### Dataset records
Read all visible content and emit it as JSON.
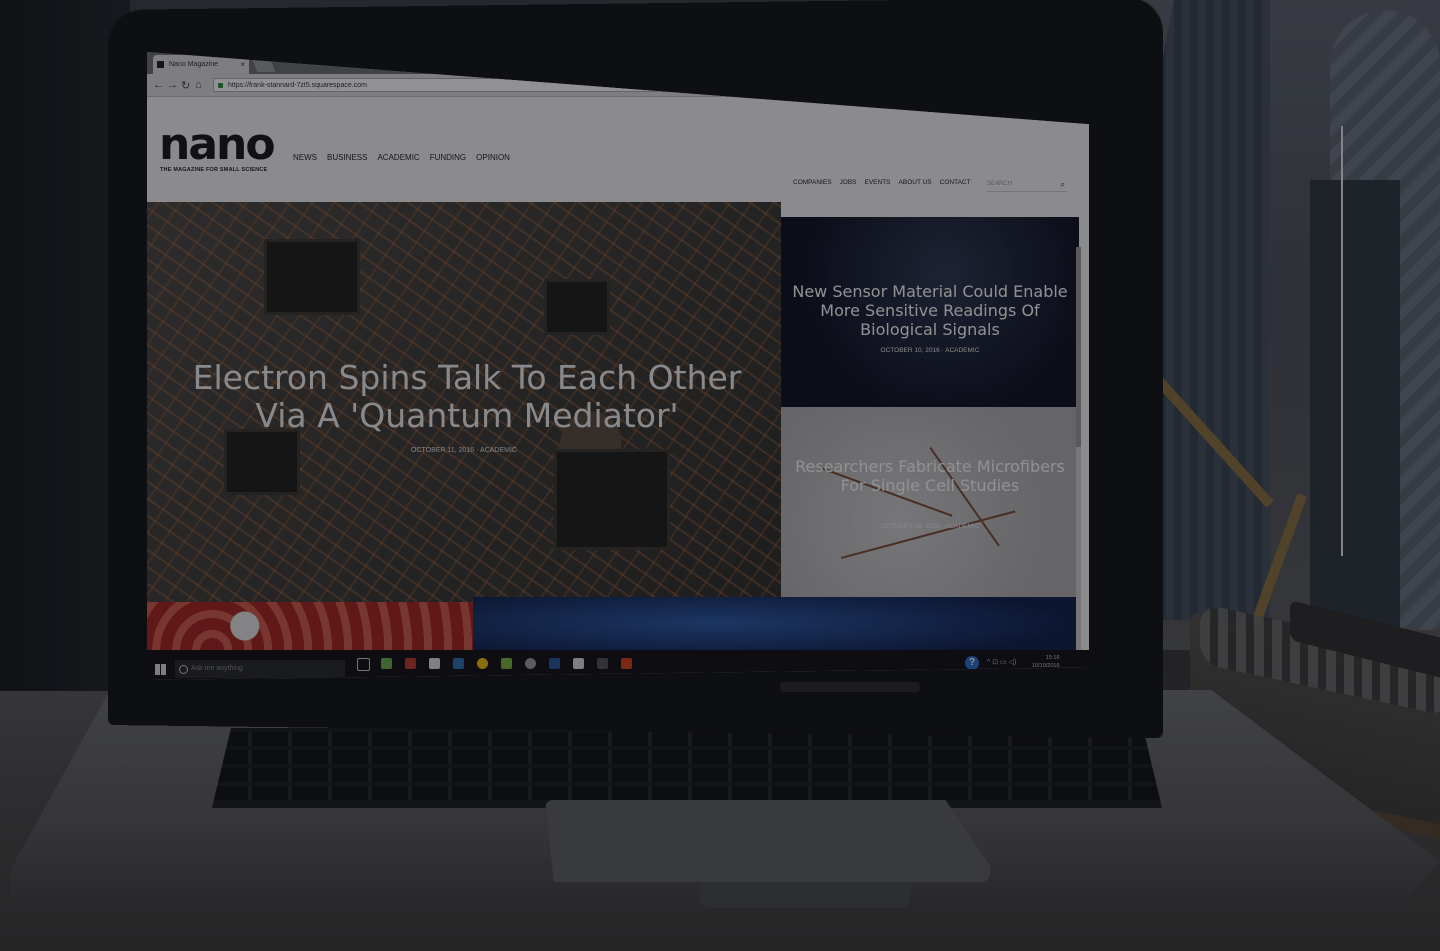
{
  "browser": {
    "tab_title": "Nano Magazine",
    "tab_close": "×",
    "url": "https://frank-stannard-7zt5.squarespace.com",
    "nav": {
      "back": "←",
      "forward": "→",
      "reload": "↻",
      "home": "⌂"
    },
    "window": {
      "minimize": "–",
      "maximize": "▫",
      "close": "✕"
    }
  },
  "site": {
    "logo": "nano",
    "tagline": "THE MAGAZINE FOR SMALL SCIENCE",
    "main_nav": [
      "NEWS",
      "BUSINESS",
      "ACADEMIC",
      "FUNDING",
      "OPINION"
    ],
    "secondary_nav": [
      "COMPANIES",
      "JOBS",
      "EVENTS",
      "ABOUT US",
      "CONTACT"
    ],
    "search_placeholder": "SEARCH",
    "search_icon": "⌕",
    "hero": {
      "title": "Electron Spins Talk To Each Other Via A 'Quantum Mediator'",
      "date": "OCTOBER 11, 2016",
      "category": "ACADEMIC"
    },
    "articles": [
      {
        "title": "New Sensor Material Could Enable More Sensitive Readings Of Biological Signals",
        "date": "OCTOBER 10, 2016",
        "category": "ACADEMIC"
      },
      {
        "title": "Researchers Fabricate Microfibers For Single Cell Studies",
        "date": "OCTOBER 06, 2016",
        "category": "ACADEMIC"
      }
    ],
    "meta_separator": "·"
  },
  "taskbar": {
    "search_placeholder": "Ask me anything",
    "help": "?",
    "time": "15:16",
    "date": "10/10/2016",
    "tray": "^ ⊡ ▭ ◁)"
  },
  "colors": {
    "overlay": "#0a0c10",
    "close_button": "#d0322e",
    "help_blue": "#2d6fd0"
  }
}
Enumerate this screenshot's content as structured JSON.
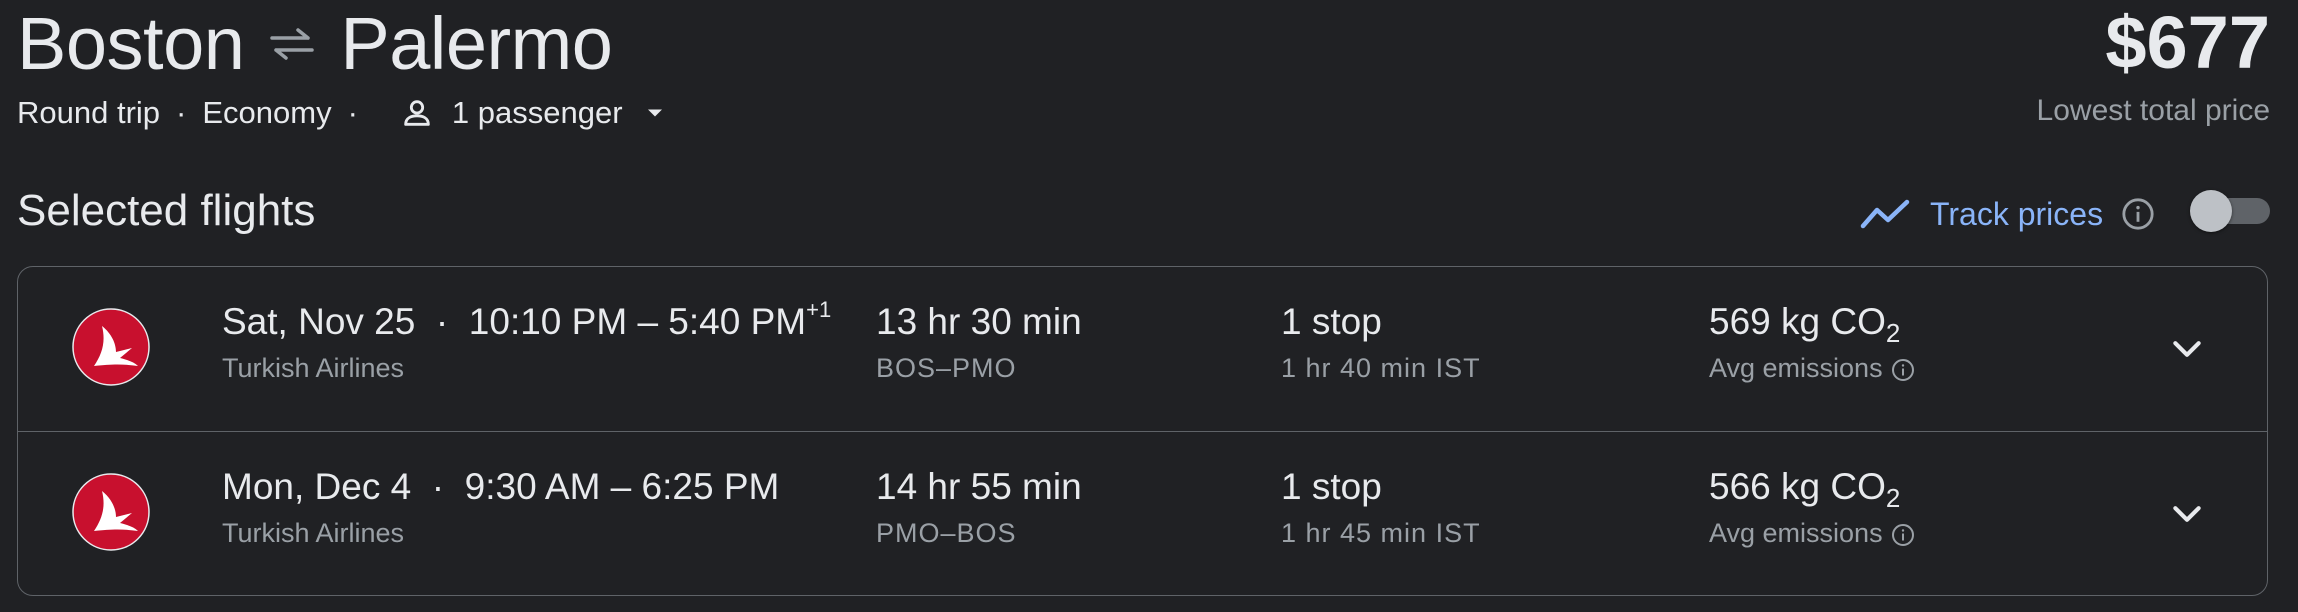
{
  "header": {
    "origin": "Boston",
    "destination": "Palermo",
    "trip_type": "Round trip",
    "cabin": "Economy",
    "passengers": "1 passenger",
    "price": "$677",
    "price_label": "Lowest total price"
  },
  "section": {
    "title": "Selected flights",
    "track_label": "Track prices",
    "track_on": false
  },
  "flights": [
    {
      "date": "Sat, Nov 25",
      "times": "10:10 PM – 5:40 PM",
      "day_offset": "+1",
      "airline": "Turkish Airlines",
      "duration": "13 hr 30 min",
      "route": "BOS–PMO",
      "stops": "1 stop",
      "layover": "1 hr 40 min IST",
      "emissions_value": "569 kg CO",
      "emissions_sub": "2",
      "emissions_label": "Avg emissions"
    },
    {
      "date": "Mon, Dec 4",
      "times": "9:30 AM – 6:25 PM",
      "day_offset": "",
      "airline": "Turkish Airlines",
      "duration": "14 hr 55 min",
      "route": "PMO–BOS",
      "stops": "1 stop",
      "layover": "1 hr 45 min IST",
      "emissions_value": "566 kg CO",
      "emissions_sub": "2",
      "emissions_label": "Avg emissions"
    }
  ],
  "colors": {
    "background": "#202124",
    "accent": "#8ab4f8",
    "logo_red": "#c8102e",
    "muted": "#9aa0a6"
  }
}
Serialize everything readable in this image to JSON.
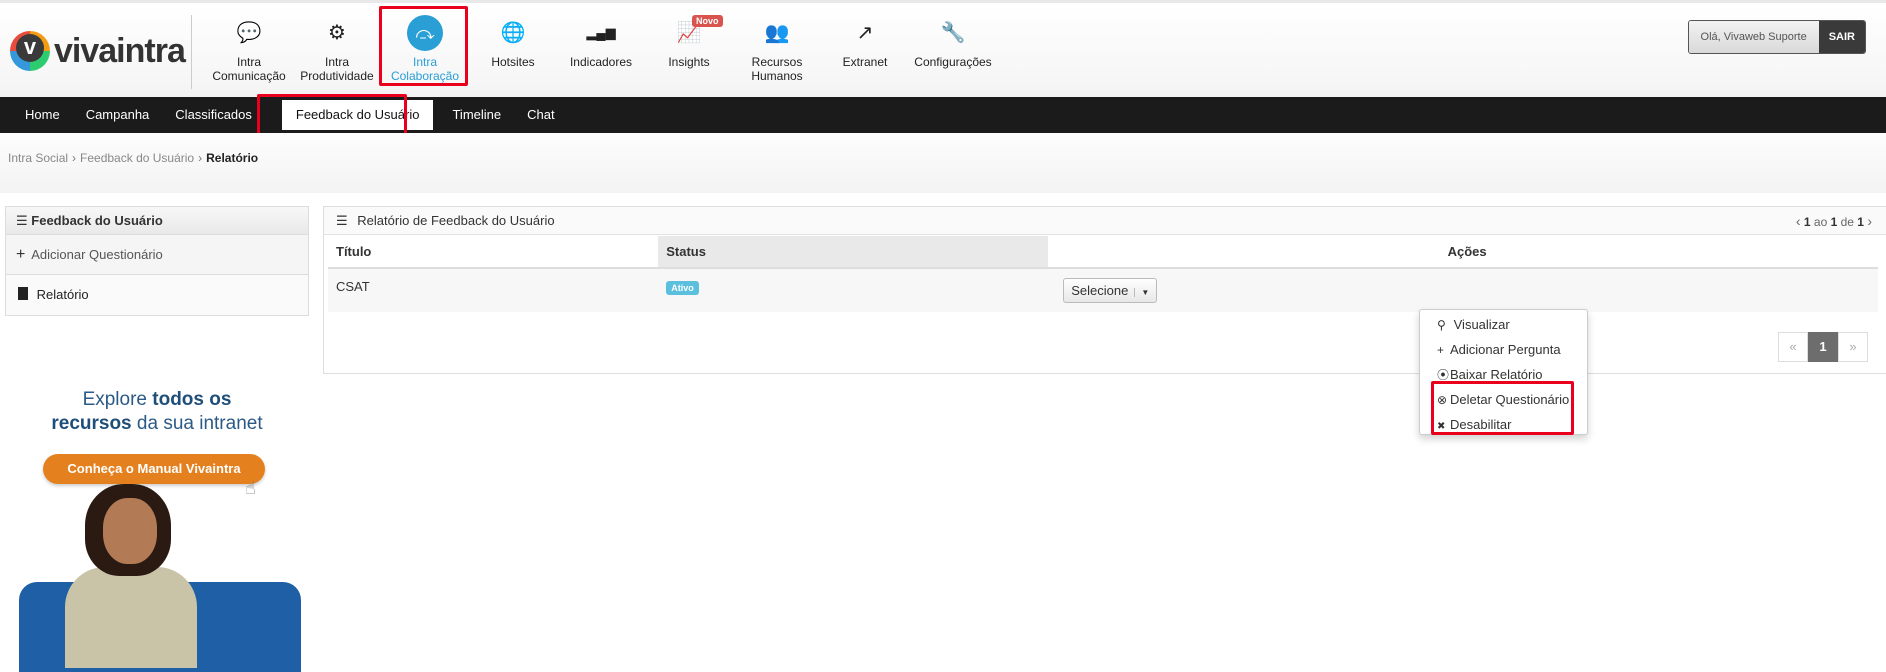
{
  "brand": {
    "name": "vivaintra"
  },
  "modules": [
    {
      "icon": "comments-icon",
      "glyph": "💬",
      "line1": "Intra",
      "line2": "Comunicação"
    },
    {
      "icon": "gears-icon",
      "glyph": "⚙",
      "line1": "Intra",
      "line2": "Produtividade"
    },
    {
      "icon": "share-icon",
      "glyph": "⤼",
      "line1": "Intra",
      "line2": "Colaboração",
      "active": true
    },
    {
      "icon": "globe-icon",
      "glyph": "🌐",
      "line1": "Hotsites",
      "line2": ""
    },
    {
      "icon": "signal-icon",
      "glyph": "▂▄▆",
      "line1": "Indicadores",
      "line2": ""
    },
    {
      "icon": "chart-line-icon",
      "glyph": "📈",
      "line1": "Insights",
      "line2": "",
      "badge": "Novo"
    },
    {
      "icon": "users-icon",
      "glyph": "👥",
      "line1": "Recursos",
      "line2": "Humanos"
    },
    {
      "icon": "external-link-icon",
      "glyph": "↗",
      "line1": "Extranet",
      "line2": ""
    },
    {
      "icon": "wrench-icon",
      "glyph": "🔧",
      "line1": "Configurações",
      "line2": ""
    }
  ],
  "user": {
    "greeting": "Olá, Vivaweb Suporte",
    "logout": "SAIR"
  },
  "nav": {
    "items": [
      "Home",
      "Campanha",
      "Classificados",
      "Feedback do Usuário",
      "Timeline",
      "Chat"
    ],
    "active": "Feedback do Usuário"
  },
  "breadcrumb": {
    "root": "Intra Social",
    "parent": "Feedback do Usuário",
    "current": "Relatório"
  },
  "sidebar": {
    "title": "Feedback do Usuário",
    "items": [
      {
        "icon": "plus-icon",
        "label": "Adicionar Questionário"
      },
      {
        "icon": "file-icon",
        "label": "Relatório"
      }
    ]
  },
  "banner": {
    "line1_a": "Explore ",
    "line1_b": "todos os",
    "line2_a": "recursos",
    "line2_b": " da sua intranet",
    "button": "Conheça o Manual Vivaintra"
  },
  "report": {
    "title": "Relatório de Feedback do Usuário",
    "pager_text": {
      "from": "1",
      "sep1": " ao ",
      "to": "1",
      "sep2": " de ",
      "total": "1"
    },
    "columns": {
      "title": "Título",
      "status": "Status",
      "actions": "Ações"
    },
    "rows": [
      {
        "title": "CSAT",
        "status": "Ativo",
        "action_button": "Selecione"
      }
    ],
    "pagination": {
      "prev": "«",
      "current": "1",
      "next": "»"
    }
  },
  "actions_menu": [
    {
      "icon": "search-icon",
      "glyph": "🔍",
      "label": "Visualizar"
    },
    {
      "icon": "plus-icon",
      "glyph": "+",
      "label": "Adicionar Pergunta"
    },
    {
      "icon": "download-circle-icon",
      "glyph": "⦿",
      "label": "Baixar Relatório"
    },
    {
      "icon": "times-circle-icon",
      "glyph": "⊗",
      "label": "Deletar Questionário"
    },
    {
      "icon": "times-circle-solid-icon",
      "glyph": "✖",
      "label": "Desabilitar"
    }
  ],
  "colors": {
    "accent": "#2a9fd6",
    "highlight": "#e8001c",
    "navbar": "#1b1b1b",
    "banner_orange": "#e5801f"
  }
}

### DIRECTIVE
With the pictures omitted, reproduce the records in full and exactly.

### TASK RESULT
Read all visible content and emit it as JSON.
{
  "browser": {
    "tab_title": "Nano Magazine",
    "tab_close": "×",
    "url": "https://frank-stannard-7zt5.squarespace.com",
    "nav": {
      "back": "←",
      "forward": "→",
      "reload": "↻",
      "home": "⌂"
    },
    "window": {
      "minimize": "–",
      "maximize": "▫",
      "close": "✕"
    }
  },
  "site": {
    "logo": "nano",
    "tagline": "THE MAGAZINE FOR SMALL SCIENCE",
    "main_nav": [
      "NEWS",
      "BUSINESS",
      "ACADEMIC",
      "FUNDING",
      "OPINION"
    ],
    "secondary_nav": [
      "COMPANIES",
      "JOBS",
      "EVENTS",
      "ABOUT US",
      "CONTACT"
    ],
    "search_placeholder": "SEARCH",
    "search_icon": "⌕",
    "hero": {
      "title": "Electron Spins Talk To Each Other Via A 'Quantum Mediator'",
      "date": "OCTOBER 11, 2016",
      "category": "ACADEMIC"
    },
    "articles": [
      {
        "title": "New Sensor Material Could Enable More Sensitive Readings Of Biological Signals",
        "date": "OCTOBER 10, 2016",
        "category": "ACADEMIC"
      },
      {
        "title": "Researchers Fabricate Microfibers For Single Cell Studies",
        "date": "OCTOBER 06, 2016",
        "category": "ACADEMIC"
      }
    ],
    "meta_separator": "·"
  },
  "taskbar": {
    "search_placeholder": "Ask me anything",
    "help": "?",
    "time": "15:16",
    "date": "10/10/2016",
    "tray": "^ ⊡ ▭ ◁)"
  },
  "colors": {
    "overlay": "#0a0c10",
    "close_button": "#d0322e",
    "help_blue": "#2d6fd0"
  }
}
Enumerate this screenshot's content as structured JSON.
{
  "header": {
    "origin": "Boston",
    "destination": "Palermo",
    "trip_type": "Round trip",
    "cabin": "Economy",
    "passengers": "1 passenger",
    "price": "$677",
    "price_label": "Lowest total price"
  },
  "section": {
    "title": "Selected flights",
    "track_label": "Track prices",
    "track_on": false
  },
  "flights": [
    {
      "date": "Sat, Nov 25",
      "times": "10:10 PM – 5:40 PM",
      "day_offset": "+1",
      "airline": "Turkish Airlines",
      "duration": "13 hr 30 min",
      "route": "BOS–PMO",
      "stops": "1 stop",
      "layover": "1 hr 40 min IST",
      "emissions_value": "569 kg CO",
      "emissions_sub": "2",
      "emissions_label": "Avg emissions"
    },
    {
      "date": "Mon, Dec 4",
      "times": "9:30 AM – 6:25 PM",
      "day_offset": "",
      "airline": "Turkish Airlines",
      "duration": "14 hr 55 min",
      "route": "PMO–BOS",
      "stops": "1 stop",
      "layover": "1 hr 45 min IST",
      "emissions_value": "566 kg CO",
      "emissions_sub": "2",
      "emissions_label": "Avg emissions"
    }
  ],
  "colors": {
    "background": "#202124",
    "accent": "#8ab4f8",
    "logo_red": "#c8102e",
    "muted": "#9aa0a6"
  }
}
Serialize everything readable in this image to JSON.
{
  "brand": {
    "name": "vivaintra"
  },
  "modules": [
    {
      "icon": "comments-icon",
      "glyph": "💬",
      "line1": "Intra",
      "line2": "Comunicação"
    },
    {
      "icon": "gears-icon",
      "glyph": "⚙",
      "line1": "Intra",
      "line2": "Produtividade"
    },
    {
      "icon": "share-icon",
      "glyph": "⤼",
      "line1": "Intra",
      "line2": "Colaboração",
      "active": true
    },
    {
      "icon": "globe-icon",
      "glyph": "🌐",
      "line1": "Hotsites",
      "line2": ""
    },
    {
      "icon": "signal-icon",
      "glyph": "▂▄▆",
      "line1": "Indicadores",
      "line2": ""
    },
    {
      "icon": "chart-line-icon",
      "glyph": "📈",
      "line1": "Insights",
      "line2": "",
      "badge": "Novo"
    },
    {
      "icon": "users-icon",
      "glyph": "👥",
      "line1": "Recursos",
      "line2": "Humanos"
    },
    {
      "icon": "external-link-icon",
      "glyph": "↗",
      "line1": "Extranet",
      "line2": ""
    },
    {
      "icon": "wrench-icon",
      "glyph": "🔧",
      "line1": "Configurações",
      "line2": ""
    }
  ],
  "user": {
    "greeting": "Olá, Vivaweb Suporte",
    "logout": "SAIR"
  },
  "nav": {
    "items": [
      "Home",
      "Campanha",
      "Classificados",
      "Feedback do Usuário",
      "Timeline",
      "Chat"
    ],
    "active": "Feedback do Usuário"
  },
  "breadcrumb": {
    "root": "Intra Social",
    "parent": "Feedback do Usuário",
    "current": "Relatório"
  },
  "sidebar": {
    "title": "Feedback do Usuário",
    "items": [
      {
        "icon": "plus-icon",
        "label": "Adicionar Questionário"
      },
      {
        "icon": "file-icon",
        "label": "Relatório"
      }
    ]
  },
  "banner": {
    "line1_a": "Explore ",
    "line1_b": "todos os",
    "line2_a": "recursos",
    "line2_b": " da sua intranet",
    "button": "Conheça o Manual Vivaintra"
  },
  "report": {
    "title": "Relatório de Feedback do Usuário",
    "pager_text": {
      "from": "1",
      "sep1": " ao ",
      "to": "1",
      "sep2": " de ",
      "total": "1"
    },
    "columns": {
      "title": "Título",
      "status": "Status",
      "actions": "Ações"
    },
    "rows": [
      {
        "title": "CSAT",
        "status": "Ativo",
        "action_button": "Selecione"
      }
    ],
    "pagination": {
      "prev": "«",
      "current": "1",
      "next": "»"
    }
  },
  "actions_menu": [
    {
      "icon": "search-icon",
      "glyph": "🔍",
      "label": "Visualizar"
    },
    {
      "icon": "plus-icon",
      "glyph": "+",
      "label": "Adicionar Pergunta"
    },
    {
      "icon": "download-circle-icon",
      "glyph": "⦿",
      "label": "Baixar Relatório"
    },
    {
      "icon": "times-circle-icon",
      "glyph": "⊗",
      "label": "Deletar Questionário"
    },
    {
      "icon": "times-circle-solid-icon",
      "glyph": "✖",
      "label": "Desabilitar"
    }
  ],
  "colors": {
    "accent": "#2a9fd6",
    "highlight": "#e8001c",
    "navbar": "#1b1b1b",
    "banner_orange": "#e5801f"
  }
}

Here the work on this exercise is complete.